> _Stated task_
Give all of the lines again exactly as they read.

— Start Supplied information —

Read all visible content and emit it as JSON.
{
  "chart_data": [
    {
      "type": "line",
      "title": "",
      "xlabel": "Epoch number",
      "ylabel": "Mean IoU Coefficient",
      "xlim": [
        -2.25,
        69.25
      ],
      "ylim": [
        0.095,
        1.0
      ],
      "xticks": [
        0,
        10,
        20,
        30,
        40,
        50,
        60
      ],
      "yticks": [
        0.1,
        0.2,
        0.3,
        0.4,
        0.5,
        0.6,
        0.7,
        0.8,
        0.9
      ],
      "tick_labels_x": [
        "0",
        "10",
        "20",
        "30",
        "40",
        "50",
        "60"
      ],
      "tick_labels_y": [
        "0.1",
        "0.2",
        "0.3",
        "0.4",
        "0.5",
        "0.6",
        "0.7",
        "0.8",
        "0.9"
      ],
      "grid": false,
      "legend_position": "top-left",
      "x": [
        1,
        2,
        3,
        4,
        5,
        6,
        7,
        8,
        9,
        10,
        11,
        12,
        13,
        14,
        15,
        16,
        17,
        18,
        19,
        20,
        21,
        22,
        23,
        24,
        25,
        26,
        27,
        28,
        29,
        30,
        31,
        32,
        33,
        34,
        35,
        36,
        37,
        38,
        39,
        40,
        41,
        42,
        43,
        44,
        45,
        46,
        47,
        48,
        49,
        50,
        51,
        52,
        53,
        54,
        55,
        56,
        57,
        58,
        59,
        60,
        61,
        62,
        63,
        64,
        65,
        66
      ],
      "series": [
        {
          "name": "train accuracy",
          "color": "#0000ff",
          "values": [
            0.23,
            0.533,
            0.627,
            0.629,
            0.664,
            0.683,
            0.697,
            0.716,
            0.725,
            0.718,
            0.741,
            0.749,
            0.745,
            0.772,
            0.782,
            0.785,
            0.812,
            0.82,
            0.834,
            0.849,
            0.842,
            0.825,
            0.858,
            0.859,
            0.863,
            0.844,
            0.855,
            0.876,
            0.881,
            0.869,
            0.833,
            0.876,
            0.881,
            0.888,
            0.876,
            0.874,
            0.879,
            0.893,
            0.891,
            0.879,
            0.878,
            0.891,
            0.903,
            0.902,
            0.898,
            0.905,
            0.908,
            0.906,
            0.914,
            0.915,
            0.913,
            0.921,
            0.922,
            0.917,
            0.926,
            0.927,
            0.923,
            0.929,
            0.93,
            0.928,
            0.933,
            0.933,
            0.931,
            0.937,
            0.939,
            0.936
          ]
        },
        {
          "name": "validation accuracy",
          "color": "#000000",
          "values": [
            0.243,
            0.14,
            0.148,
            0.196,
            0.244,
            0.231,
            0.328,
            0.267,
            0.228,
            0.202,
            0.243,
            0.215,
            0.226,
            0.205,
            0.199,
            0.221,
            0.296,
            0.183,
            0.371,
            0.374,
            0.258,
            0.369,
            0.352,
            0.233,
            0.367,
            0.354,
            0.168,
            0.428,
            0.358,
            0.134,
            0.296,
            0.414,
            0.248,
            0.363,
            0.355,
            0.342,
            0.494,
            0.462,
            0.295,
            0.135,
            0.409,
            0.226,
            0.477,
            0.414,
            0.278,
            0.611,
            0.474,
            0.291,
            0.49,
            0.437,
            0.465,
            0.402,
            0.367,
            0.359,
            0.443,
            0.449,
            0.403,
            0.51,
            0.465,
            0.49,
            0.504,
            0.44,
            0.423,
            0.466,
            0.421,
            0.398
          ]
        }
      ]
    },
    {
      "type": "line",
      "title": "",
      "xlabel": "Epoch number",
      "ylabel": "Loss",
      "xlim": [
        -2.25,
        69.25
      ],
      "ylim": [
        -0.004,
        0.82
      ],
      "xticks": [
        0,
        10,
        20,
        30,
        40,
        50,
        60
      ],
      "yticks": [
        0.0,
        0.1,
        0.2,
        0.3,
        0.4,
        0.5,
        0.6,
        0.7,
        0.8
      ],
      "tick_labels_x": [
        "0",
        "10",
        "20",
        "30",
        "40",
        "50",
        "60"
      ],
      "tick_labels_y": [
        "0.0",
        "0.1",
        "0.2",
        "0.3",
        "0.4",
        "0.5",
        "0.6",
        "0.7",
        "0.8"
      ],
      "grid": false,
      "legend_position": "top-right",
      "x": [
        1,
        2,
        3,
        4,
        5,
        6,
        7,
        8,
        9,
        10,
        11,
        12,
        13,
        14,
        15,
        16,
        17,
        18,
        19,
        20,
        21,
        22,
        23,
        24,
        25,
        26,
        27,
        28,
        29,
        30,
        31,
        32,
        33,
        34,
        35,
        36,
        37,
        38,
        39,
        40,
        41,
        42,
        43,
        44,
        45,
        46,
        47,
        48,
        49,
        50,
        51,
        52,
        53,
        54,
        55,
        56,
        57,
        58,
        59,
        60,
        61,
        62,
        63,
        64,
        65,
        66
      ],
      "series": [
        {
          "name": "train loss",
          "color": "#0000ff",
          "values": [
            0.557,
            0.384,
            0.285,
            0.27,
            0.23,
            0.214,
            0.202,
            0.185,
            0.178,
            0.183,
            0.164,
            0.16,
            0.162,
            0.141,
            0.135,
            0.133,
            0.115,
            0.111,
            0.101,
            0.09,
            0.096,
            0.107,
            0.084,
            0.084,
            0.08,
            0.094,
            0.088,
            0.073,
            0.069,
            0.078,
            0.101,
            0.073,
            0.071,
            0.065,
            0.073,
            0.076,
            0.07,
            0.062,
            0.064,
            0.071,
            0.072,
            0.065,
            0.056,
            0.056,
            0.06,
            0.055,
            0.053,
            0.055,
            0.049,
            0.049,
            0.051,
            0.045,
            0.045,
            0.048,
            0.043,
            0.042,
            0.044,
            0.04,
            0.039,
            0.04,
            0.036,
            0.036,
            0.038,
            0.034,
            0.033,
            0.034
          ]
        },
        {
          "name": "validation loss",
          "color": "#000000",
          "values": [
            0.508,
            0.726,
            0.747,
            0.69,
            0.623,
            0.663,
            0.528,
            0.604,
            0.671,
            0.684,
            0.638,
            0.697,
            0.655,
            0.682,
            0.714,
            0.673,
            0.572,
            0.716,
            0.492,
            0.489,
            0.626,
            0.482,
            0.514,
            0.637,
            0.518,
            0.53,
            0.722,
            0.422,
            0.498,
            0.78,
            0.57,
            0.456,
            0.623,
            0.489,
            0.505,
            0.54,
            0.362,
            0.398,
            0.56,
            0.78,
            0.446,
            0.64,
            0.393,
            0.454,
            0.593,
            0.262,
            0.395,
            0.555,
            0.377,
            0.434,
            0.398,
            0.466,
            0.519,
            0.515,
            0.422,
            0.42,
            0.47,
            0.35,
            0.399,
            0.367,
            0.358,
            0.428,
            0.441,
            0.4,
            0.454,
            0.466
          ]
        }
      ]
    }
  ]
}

— End Supplied information —

> _Complete answer_
Read all visible content and emit it as JSON.
{
  "chart_data": [
    {
      "type": "line",
      "title": "",
      "xlabel": "Epoch number",
      "ylabel": "Mean IoU Coefficient",
      "xlim": [
        -2.25,
        69.25
      ],
      "ylim": [
        0.095,
        1.0
      ],
      "xticks": [
        0,
        10,
        20,
        30,
        40,
        50,
        60
      ],
      "yticks": [
        0.1,
        0.2,
        0.3,
        0.4,
        0.5,
        0.6,
        0.7,
        0.8,
        0.9
      ],
      "tick_labels_x": [
        "0",
        "10",
        "20",
        "30",
        "40",
        "50",
        "60"
      ],
      "tick_labels_y": [
        "0.1",
        "0.2",
        "0.3",
        "0.4",
        "0.5",
        "0.6",
        "0.7",
        "0.8",
        "0.9"
      ],
      "grid": false,
      "legend_position": "top-left",
      "x": [
        1,
        2,
        3,
        4,
        5,
        6,
        7,
        8,
        9,
        10,
        11,
        12,
        13,
        14,
        15,
        16,
        17,
        18,
        19,
        20,
        21,
        22,
        23,
        24,
        25,
        26,
        27,
        28,
        29,
        30,
        31,
        32,
        33,
        34,
        35,
        36,
        37,
        38,
        39,
        40,
        41,
        42,
        43,
        44,
        45,
        46,
        47,
        48,
        49,
        50,
        51,
        52,
        53,
        54,
        55,
        56,
        57,
        58,
        59,
        60,
        61,
        62,
        63,
        64,
        65,
        66
      ],
      "series": [
        {
          "name": "train accuracy",
          "color": "#0000ff",
          "values": [
            0.23,
            0.533,
            0.627,
            0.629,
            0.664,
            0.683,
            0.697,
            0.716,
            0.725,
            0.718,
            0.741,
            0.749,
            0.745,
            0.772,
            0.782,
            0.785,
            0.812,
            0.82,
            0.834,
            0.849,
            0.842,
            0.825,
            0.858,
            0.859,
            0.863,
            0.844,
            0.855,
            0.876,
            0.881,
            0.869,
            0.833,
            0.876,
            0.881,
            0.888,
            0.876,
            0.874,
            0.879,
            0.893,
            0.891,
            0.879,
            0.878,
            0.891,
            0.903,
            0.902,
            0.898,
            0.905,
            0.908,
            0.906,
            0.914,
            0.915,
            0.913,
            0.921,
            0.922,
            0.917,
            0.926,
            0.927,
            0.923,
            0.929,
            0.93,
            0.928,
            0.933,
            0.933,
            0.931,
            0.937,
            0.939,
            0.936
          ]
        },
        {
          "name": "validation accuracy",
          "color": "#000000",
          "values": [
            0.243,
            0.14,
            0.148,
            0.196,
            0.244,
            0.231,
            0.328,
            0.267,
            0.228,
            0.202,
            0.243,
            0.215,
            0.226,
            0.205,
            0.199,
            0.221,
            0.296,
            0.183,
            0.371,
            0.374,
            0.258,
            0.369,
            0.352,
            0.233,
            0.367,
            0.354,
            0.168,
            0.428,
            0.358,
            0.134,
            0.296,
            0.414,
            0.248,
            0.363,
            0.355,
            0.342,
            0.494,
            0.462,
            0.295,
            0.135,
            0.409,
            0.226,
            0.477,
            0.414,
            0.278,
            0.611,
            0.474,
            0.291,
            0.49,
            0.437,
            0.465,
            0.402,
            0.367,
            0.359,
            0.443,
            0.449,
            0.403,
            0.51,
            0.465,
            0.49,
            0.504,
            0.44,
            0.423,
            0.466,
            0.421,
            0.398
          ]
        }
      ]
    },
    {
      "type": "line",
      "title": "",
      "xlabel": "Epoch number",
      "ylabel": "Loss",
      "xlim": [
        -2.25,
        69.25
      ],
      "ylim": [
        -0.004,
        0.82
      ],
      "xticks": [
        0,
        10,
        20,
        30,
        40,
        50,
        60
      ],
      "yticks": [
        0.0,
        0.1,
        0.2,
        0.3,
        0.4,
        0.5,
        0.6,
        0.7,
        0.8
      ],
      "tick_labels_x": [
        "0",
        "10",
        "20",
        "30",
        "40",
        "50",
        "60"
      ],
      "tick_labels_y": [
        "0.0",
        "0.1",
        "0.2",
        "0.3",
        "0.4",
        "0.5",
        "0.6",
        "0.7",
        "0.8"
      ],
      "grid": false,
      "legend_position": "top-right",
      "x": [
        1,
        2,
        3,
        4,
        5,
        6,
        7,
        8,
        9,
        10,
        11,
        12,
        13,
        14,
        15,
        16,
        17,
        18,
        19,
        20,
        21,
        22,
        23,
        24,
        25,
        26,
        27,
        28,
        29,
        30,
        31,
        32,
        33,
        34,
        35,
        36,
        37,
        38,
        39,
        40,
        41,
        42,
        43,
        44,
        45,
        46,
        47,
        48,
        49,
        50,
        51,
        52,
        53,
        54,
        55,
        56,
        57,
        58,
        59,
        60,
        61,
        62,
        63,
        64,
        65,
        66
      ],
      "series": [
        {
          "name": "train loss",
          "color": "#0000ff",
          "values": [
            0.557,
            0.384,
            0.285,
            0.27,
            0.23,
            0.214,
            0.202,
            0.185,
            0.178,
            0.183,
            0.164,
            0.16,
            0.162,
            0.141,
            0.135,
            0.133,
            0.115,
            0.111,
            0.101,
            0.09,
            0.096,
            0.107,
            0.084,
            0.084,
            0.08,
            0.094,
            0.088,
            0.073,
            0.069,
            0.078,
            0.101,
            0.073,
            0.071,
            0.065,
            0.073,
            0.076,
            0.07,
            0.062,
            0.064,
            0.071,
            0.072,
            0.065,
            0.056,
            0.056,
            0.06,
            0.055,
            0.053,
            0.055,
            0.049,
            0.049,
            0.051,
            0.045,
            0.045,
            0.048,
            0.043,
            0.042,
            0.044,
            0.04,
            0.039,
            0.04,
            0.036,
            0.036,
            0.038,
            0.034,
            0.033,
            0.034
          ]
        },
        {
          "name": "validation loss",
          "color": "#000000",
          "values": [
            0.508,
            0.726,
            0.747,
            0.69,
            0.623,
            0.663,
            0.528,
            0.604,
            0.671,
            0.684,
            0.638,
            0.697,
            0.655,
            0.682,
            0.714,
            0.673,
            0.572,
            0.716,
            0.492,
            0.489,
            0.626,
            0.482,
            0.514,
            0.637,
            0.518,
            0.53,
            0.722,
            0.422,
            0.498,
            0.78,
            0.57,
            0.456,
            0.623,
            0.489,
            0.505,
            0.54,
            0.362,
            0.398,
            0.56,
            0.78,
            0.446,
            0.64,
            0.393,
            0.454,
            0.593,
            0.262,
            0.395,
            0.555,
            0.377,
            0.434,
            0.398,
            0.466,
            0.519,
            0.515,
            0.422,
            0.42,
            0.47,
            0.35,
            0.399,
            0.367,
            0.358,
            0.428,
            0.441,
            0.4,
            0.454,
            0.466
          ]
        }
      ]
    }
  ]
}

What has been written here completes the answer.